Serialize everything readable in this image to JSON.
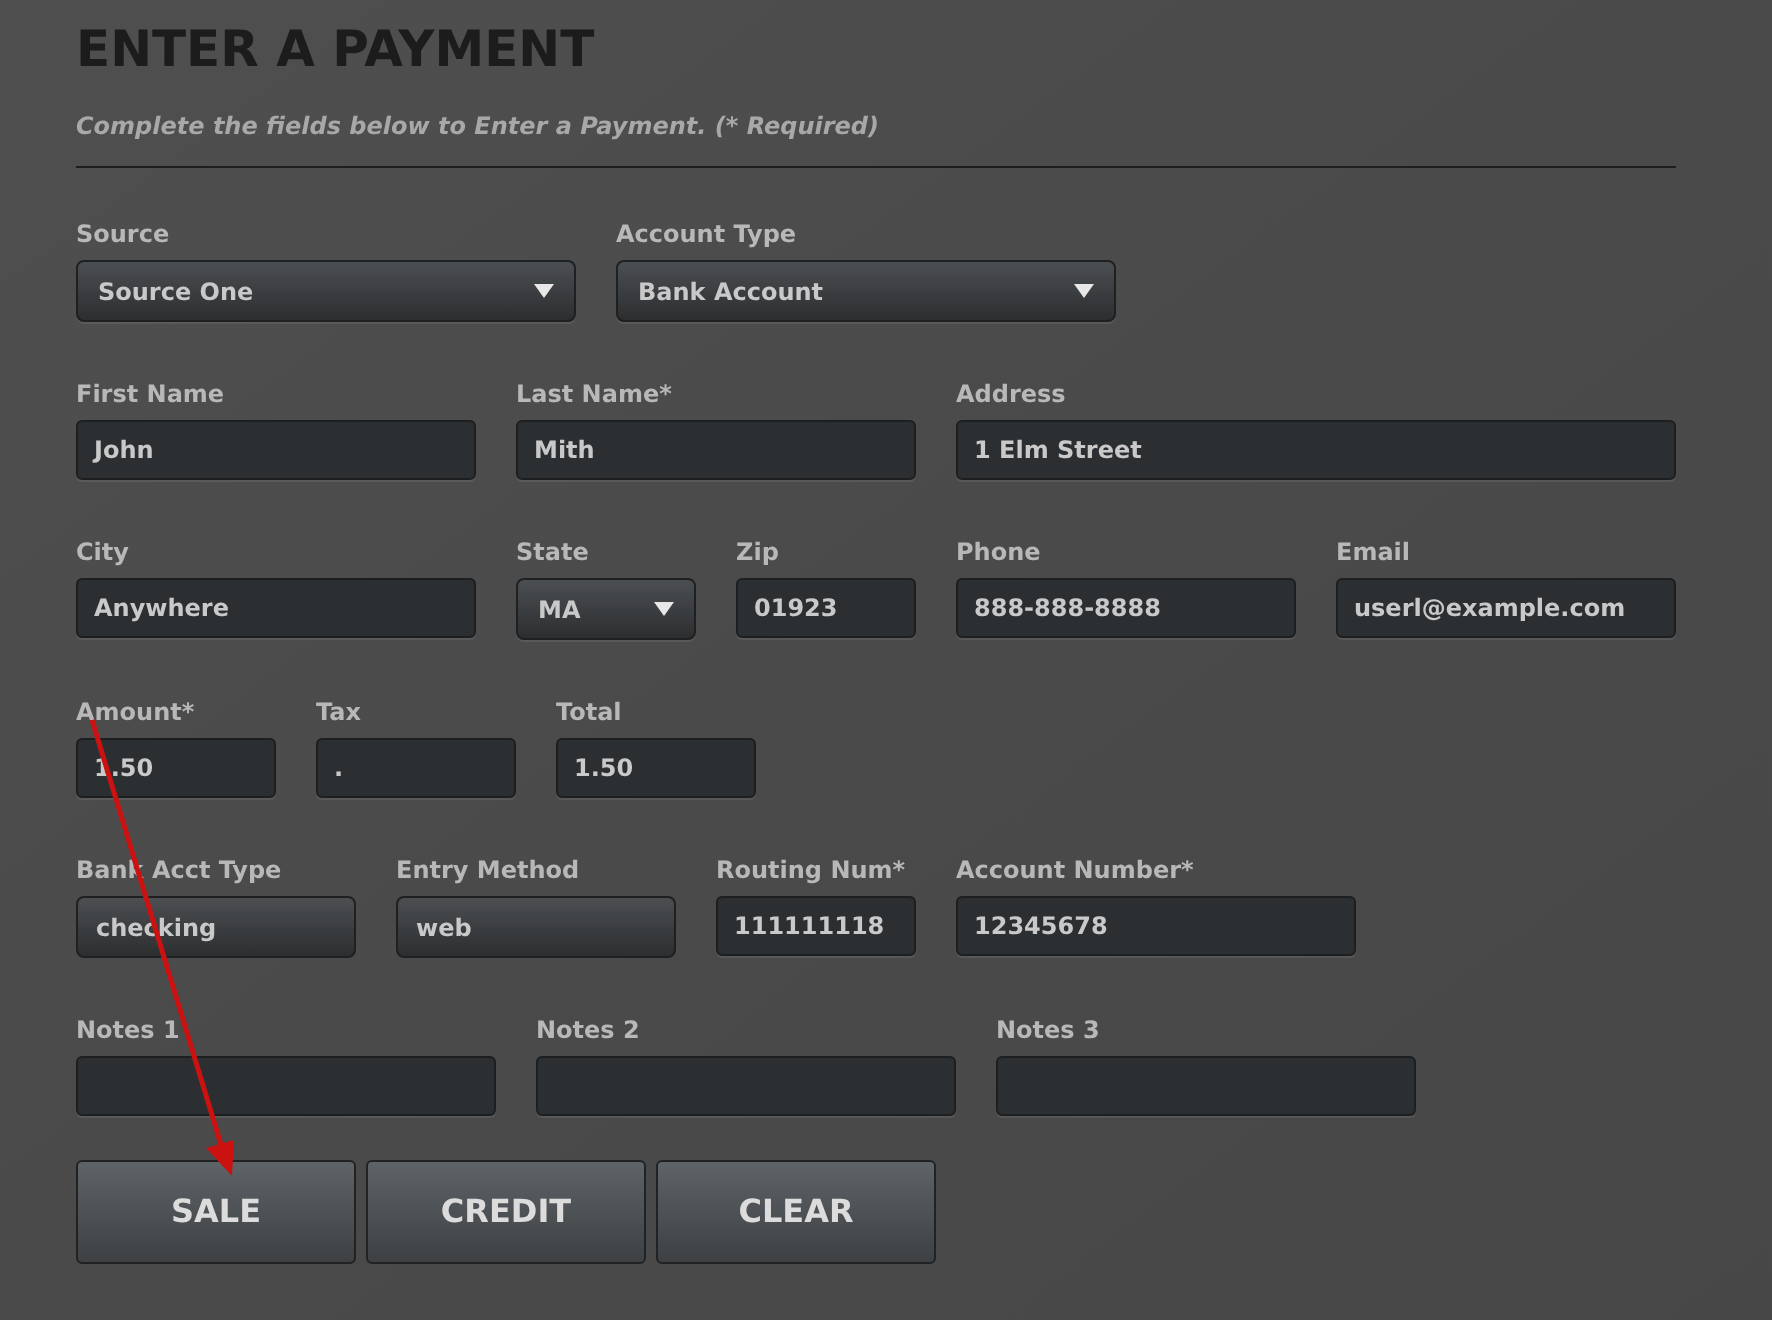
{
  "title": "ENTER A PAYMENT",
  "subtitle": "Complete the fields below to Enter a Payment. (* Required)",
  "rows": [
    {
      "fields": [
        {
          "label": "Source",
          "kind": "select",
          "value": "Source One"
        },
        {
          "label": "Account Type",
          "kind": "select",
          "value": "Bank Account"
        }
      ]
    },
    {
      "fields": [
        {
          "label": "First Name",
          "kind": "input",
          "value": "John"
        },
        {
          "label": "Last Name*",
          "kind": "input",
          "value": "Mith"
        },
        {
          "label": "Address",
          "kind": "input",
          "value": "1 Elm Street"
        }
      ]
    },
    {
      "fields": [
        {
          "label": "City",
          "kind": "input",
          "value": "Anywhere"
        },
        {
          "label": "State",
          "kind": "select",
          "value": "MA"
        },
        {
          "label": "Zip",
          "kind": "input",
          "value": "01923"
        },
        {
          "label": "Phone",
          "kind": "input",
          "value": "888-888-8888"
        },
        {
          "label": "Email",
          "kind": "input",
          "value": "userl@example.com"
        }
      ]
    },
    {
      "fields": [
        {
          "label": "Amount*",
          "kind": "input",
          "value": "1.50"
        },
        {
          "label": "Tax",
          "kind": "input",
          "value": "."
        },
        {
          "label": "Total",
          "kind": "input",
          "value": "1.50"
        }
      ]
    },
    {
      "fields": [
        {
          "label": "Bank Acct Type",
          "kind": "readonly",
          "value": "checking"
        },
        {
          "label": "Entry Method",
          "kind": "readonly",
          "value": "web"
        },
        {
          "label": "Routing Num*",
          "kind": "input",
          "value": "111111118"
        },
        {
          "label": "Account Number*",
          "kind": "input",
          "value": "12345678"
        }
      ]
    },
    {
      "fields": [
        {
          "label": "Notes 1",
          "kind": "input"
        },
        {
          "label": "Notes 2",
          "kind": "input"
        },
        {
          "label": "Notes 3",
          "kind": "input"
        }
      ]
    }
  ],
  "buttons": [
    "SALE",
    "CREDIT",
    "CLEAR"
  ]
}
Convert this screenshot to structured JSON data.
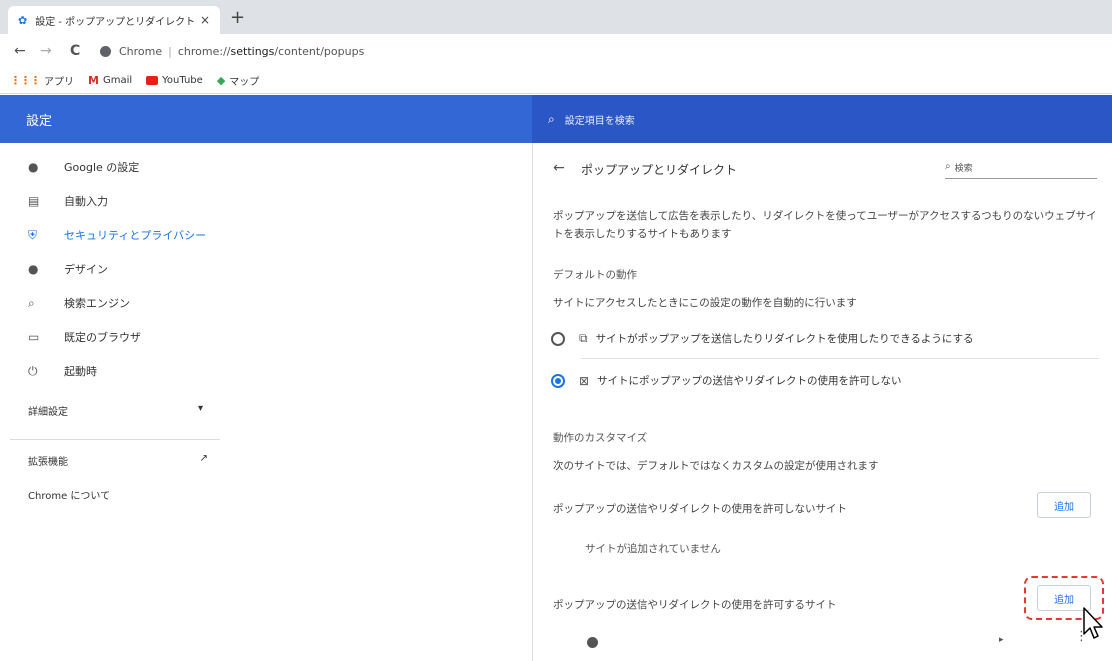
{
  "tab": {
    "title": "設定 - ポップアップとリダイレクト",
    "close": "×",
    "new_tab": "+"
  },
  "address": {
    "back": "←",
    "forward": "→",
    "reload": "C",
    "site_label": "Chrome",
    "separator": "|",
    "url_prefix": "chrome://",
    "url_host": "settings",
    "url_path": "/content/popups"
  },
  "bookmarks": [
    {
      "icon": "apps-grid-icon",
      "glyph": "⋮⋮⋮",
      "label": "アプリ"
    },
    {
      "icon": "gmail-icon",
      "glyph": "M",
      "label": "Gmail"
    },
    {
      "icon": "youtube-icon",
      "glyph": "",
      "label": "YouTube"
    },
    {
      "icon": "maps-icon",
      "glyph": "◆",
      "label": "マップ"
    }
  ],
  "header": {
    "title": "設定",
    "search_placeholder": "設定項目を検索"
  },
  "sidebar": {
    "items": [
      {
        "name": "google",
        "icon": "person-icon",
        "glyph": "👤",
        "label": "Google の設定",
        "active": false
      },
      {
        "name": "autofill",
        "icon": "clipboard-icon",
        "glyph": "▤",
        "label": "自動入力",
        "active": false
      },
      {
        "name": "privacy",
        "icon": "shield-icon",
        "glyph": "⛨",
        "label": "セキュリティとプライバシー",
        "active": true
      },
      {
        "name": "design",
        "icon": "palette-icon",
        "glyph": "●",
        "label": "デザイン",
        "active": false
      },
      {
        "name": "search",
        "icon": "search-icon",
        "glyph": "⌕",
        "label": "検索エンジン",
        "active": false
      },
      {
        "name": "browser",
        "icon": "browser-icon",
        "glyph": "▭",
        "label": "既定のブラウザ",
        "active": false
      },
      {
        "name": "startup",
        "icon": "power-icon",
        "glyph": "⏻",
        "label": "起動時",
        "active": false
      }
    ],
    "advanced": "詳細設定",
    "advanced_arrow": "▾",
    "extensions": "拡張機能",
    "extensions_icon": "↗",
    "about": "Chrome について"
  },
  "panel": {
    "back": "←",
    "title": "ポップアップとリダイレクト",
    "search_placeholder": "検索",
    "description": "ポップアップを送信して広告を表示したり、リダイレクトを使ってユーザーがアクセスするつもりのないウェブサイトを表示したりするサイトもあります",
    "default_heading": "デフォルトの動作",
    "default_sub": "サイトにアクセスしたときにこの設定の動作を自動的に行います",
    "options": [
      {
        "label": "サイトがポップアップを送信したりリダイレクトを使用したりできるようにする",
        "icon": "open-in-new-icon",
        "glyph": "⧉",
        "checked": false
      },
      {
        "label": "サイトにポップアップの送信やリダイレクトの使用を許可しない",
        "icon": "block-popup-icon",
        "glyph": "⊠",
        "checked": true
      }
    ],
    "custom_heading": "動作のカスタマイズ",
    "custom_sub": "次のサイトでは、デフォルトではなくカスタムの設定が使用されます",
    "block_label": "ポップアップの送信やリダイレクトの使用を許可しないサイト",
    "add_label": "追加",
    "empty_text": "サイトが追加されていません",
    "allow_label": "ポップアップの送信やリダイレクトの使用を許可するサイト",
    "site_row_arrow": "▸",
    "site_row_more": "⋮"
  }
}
######
» The exercise
Count how many lines above contain the word "this". Reply with the number alone.

» Exercise answer
2